__SOURCE DATA__:
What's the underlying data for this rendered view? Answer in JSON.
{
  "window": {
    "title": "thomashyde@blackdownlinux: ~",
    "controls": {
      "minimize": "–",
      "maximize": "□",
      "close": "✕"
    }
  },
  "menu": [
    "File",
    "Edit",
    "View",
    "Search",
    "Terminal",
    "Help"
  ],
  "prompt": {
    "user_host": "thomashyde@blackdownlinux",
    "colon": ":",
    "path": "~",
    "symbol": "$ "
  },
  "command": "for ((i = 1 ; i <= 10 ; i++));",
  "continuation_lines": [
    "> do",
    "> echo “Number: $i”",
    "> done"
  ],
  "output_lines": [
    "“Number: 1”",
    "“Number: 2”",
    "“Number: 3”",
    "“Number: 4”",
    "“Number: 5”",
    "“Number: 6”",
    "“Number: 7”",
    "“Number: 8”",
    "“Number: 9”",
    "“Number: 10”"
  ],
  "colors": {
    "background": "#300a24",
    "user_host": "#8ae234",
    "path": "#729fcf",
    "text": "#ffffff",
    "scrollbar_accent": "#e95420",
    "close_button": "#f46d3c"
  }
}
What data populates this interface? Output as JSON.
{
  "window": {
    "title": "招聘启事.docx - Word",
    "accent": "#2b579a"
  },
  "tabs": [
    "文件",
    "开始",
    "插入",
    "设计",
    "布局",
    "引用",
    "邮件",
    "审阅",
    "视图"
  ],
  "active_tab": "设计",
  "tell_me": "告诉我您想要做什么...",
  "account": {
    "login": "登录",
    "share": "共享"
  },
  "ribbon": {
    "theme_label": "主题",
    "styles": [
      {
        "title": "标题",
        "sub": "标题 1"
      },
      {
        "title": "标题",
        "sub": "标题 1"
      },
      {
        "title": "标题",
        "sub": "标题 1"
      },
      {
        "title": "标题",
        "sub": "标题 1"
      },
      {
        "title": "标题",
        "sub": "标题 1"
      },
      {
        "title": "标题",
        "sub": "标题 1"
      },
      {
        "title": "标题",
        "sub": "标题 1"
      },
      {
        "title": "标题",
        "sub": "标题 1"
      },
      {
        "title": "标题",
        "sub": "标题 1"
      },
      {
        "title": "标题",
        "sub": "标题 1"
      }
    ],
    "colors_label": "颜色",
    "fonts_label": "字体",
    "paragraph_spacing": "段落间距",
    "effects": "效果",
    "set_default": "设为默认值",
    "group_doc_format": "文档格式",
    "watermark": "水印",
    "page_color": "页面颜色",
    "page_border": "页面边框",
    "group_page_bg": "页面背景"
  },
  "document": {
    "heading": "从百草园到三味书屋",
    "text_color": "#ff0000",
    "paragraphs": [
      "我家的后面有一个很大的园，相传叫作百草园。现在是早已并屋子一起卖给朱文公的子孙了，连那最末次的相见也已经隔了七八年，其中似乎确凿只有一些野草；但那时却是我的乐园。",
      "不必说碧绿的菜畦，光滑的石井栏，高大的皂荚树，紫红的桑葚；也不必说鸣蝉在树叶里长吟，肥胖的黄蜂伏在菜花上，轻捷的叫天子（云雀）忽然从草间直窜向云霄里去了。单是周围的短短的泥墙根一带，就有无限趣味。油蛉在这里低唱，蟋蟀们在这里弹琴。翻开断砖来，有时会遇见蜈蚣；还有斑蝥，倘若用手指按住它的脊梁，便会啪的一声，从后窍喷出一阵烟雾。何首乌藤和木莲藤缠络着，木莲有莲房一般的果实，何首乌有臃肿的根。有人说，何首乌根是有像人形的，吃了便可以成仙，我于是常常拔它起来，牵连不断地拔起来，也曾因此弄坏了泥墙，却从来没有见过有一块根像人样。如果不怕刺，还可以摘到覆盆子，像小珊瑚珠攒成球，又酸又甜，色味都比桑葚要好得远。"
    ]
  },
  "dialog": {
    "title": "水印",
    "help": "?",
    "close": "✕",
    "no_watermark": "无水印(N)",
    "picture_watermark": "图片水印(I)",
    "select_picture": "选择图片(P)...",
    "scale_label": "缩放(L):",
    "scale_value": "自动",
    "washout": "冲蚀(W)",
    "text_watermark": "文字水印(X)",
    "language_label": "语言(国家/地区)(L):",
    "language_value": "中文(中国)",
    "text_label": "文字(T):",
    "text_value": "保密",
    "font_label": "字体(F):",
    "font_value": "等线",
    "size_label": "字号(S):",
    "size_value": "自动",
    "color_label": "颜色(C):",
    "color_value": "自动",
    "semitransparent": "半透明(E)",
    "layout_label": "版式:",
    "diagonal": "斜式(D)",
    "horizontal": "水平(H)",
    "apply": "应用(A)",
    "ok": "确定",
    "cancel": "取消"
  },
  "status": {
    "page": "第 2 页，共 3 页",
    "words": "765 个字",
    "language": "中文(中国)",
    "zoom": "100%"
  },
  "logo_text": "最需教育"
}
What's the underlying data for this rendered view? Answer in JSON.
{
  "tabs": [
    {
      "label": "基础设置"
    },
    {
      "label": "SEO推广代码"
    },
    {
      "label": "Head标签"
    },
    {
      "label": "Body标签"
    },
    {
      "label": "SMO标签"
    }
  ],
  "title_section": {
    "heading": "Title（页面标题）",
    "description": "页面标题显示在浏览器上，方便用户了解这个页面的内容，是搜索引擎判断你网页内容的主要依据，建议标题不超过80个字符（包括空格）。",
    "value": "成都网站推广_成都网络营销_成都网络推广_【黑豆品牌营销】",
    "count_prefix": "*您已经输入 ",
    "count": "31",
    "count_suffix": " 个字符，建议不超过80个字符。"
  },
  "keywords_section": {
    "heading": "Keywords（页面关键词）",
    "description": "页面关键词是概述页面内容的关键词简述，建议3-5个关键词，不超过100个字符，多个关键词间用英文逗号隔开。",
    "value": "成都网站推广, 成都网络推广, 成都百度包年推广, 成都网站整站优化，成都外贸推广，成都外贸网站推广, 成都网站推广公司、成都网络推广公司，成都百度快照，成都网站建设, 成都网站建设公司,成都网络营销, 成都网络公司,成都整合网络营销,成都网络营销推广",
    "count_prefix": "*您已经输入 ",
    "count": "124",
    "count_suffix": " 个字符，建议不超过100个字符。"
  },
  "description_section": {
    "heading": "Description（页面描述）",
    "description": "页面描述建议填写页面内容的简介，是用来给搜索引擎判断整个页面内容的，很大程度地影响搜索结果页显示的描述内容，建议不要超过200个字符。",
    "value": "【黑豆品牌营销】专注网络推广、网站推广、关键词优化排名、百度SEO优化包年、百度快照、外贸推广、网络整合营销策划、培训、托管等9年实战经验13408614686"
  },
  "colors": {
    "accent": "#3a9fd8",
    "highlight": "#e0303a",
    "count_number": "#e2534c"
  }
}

__TASK GOAL__: Retype the material in full. Each word must match.

__COMPLETED TASK__:
What's the underlying data for this rendered view? Answer in JSON.
{
  "window": {
    "title": "thomashyde@blackdownlinux: ~",
    "controls": {
      "minimize": "–",
      "maximize": "□",
      "close": "✕"
    }
  },
  "menu": [
    "File",
    "Edit",
    "View",
    "Search",
    "Terminal",
    "Help"
  ],
  "prompt": {
    "user_host": "thomashyde@blackdownlinux",
    "colon": ":",
    "path": "~",
    "symbol": "$ "
  },
  "command": "for ((i = 1 ; i <= 10 ; i++));",
  "continuation_lines": [
    "> do",
    "> echo “Number: $i”",
    "> done"
  ],
  "output_lines": [
    "“Number: 1”",
    "“Number: 2”",
    "“Number: 3”",
    "“Number: 4”",
    "“Number: 5”",
    "“Number: 6”",
    "“Number: 7”",
    "“Number: 8”",
    "“Number: 9”",
    "“Number: 10”"
  ],
  "colors": {
    "background": "#300a24",
    "user_host": "#8ae234",
    "path": "#729fcf",
    "text": "#ffffff",
    "scrollbar_accent": "#e95420",
    "close_button": "#f46d3c"
  }
}
What data populates this interface? Output as JSON.
{
  "window": {
    "title": "招聘启事.docx - Word",
    "accent": "#2b579a"
  },
  "tabs": [
    "文件",
    "开始",
    "插入",
    "设计",
    "布局",
    "引用",
    "邮件",
    "审阅",
    "视图"
  ],
  "active_tab": "设计",
  "tell_me": "告诉我您想要做什么...",
  "account": {
    "login": "登录",
    "share": "共享"
  },
  "ribbon": {
    "theme_label": "主题",
    "styles": [
      {
        "title": "标题",
        "sub": "标题 1"
      },
      {
        "title": "标题",
        "sub": "标题 1"
      },
      {
        "title": "标题",
        "sub": "标题 1"
      },
      {
        "title": "标题",
        "sub": "标题 1"
      },
      {
        "title": "标题",
        "sub": "标题 1"
      },
      {
        "title": "标题",
        "sub": "标题 1"
      },
      {
        "title": "标题",
        "sub": "标题 1"
      },
      {
        "title": "标题",
        "sub": "标题 1"
      },
      {
        "title": "标题",
        "sub": "标题 1"
      },
      {
        "title": "标题",
        "sub": "标题 1"
      }
    ],
    "colors_label": "颜色",
    "fonts_label": "字体",
    "paragraph_spacing": "段落间距",
    "effects": "效果",
    "set_default": "设为默认值",
    "group_doc_format": "文档格式",
    "watermark": "水印",
    "page_color": "页面颜色",
    "page_border": "页面边框",
    "group_page_bg": "页面背景"
  },
  "document": {
    "heading": "从百草园到三味书屋",
    "text_color": "#ff0000",
    "paragraphs": [
      "我家的后面有一个很大的园，相传叫作百草园。现在是早已并屋子一起卖给朱文公的子孙了，连那最末次的相见也已经隔了七八年，其中似乎确凿只有一些野草；但那时却是我的乐园。",
      "不必说碧绿的菜畦，光滑的石井栏，高大的皂荚树，紫红的桑葚；也不必说鸣蝉在树叶里长吟，肥胖的黄蜂伏在菜花上，轻捷的叫天子（云雀）忽然从草间直窜向云霄里去了。单是周围的短短的泥墙根一带，就有无限趣味。油蛉在这里低唱，蟋蟀们在这里弹琴。翻开断砖来，有时会遇见蜈蚣；还有斑蝥，倘若用手指按住它的脊梁，便会啪的一声，从后窍喷出一阵烟雾。何首乌藤和木莲藤缠络着，木莲有莲房一般的果实，何首乌有臃肿的根。有人说，何首乌根是有像人形的，吃了便可以成仙，我于是常常拔它起来，牵连不断地拔起来，也曾因此弄坏了泥墙，却从来没有见过有一块根像人样。如果不怕刺，还可以摘到覆盆子，像小珊瑚珠攒成球，又酸又甜，色味都比桑葚要好得远。"
    ]
  },
  "dialog": {
    "title": "水印",
    "help": "?",
    "close": "✕",
    "no_watermark": "无水印(N)",
    "picture_watermark": "图片水印(I)",
    "select_picture": "选择图片(P)...",
    "scale_label": "缩放(L):",
    "scale_value": "自动",
    "washout": "冲蚀(W)",
    "text_watermark": "文字水印(X)",
    "language_label": "语言(国家/地区)(L):",
    "language_value": "中文(中国)",
    "text_label": "文字(T):",
    "text_value": "保密",
    "font_label": "字体(F):",
    "font_value": "等线",
    "size_label": "字号(S):",
    "size_value": "自动",
    "color_label": "颜色(C):",
    "color_value": "自动",
    "semitransparent": "半透明(E)",
    "layout_label": "版式:",
    "diagonal": "斜式(D)",
    "horizontal": "水平(H)",
    "apply": "应用(A)",
    "ok": "确定",
    "cancel": "取消"
  },
  "status": {
    "page": "第 2 页，共 3 页",
    "words": "765 个字",
    "language": "中文(中国)",
    "zoom": "100%"
  },
  "logo_text": "最需教育"
}
What's the underlying data for this rendered view? Answer in JSON.
{
  "tabs": [
    {
      "label": "基础设置"
    },
    {
      "label": "SEO推广代码"
    },
    {
      "label": "Head标签"
    },
    {
      "label": "Body标签"
    },
    {
      "label": "SMO标签"
    }
  ],
  "title_section": {
    "heading": "Title（页面标题）",
    "description": "页面标题显示在浏览器上，方便用户了解这个页面的内容，是搜索引擎判断你网页内容的主要依据，建议标题不超过80个字符（包括空格）。",
    "value": "成都网站推广_成都网络营销_成都网络推广_【黑豆品牌营销】",
    "count_prefix": "*您已经输入 ",
    "count": "31",
    "count_suffix": " 个字符，建议不超过80个字符。"
  },
  "keywords_section": {
    "heading": "Keywords（页面关键词）",
    "description": "页面关键词是概述页面内容的关键词简述，建议3-5个关键词，不超过100个字符，多个关键词间用英文逗号隔开。",
    "value": "成都网站推广, 成都网络推广, 成都百度包年推广, 成都网站整站优化，成都外贸推广，成都外贸网站推广, 成都网站推广公司、成都网络推广公司，成都百度快照，成都网站建设, 成都网站建设公司,成都网络营销, 成都网络公司,成都整合网络营销,成都网络营销推广",
    "count_prefix": "*您已经输入 ",
    "count": "124",
    "count_suffix": " 个字符，建议不超过100个字符。"
  },
  "description_section": {
    "heading": "Description（页面描述）",
    "description": "页面描述建议填写页面内容的简介，是用来给搜索引擎判断整个页面内容的，很大程度地影响搜索结果页显示的描述内容，建议不要超过200个字符。",
    "value": "【黑豆品牌营销】专注网络推广、网站推广、关键词优化排名、百度SEO优化包年、百度快照、外贸推广、网络整合营销策划、培训、托管等9年实战经验13408614686"
  },
  "colors": {
    "accent": "#3a9fd8",
    "highlight": "#e0303a",
    "count_number": "#e2534c"
  }
}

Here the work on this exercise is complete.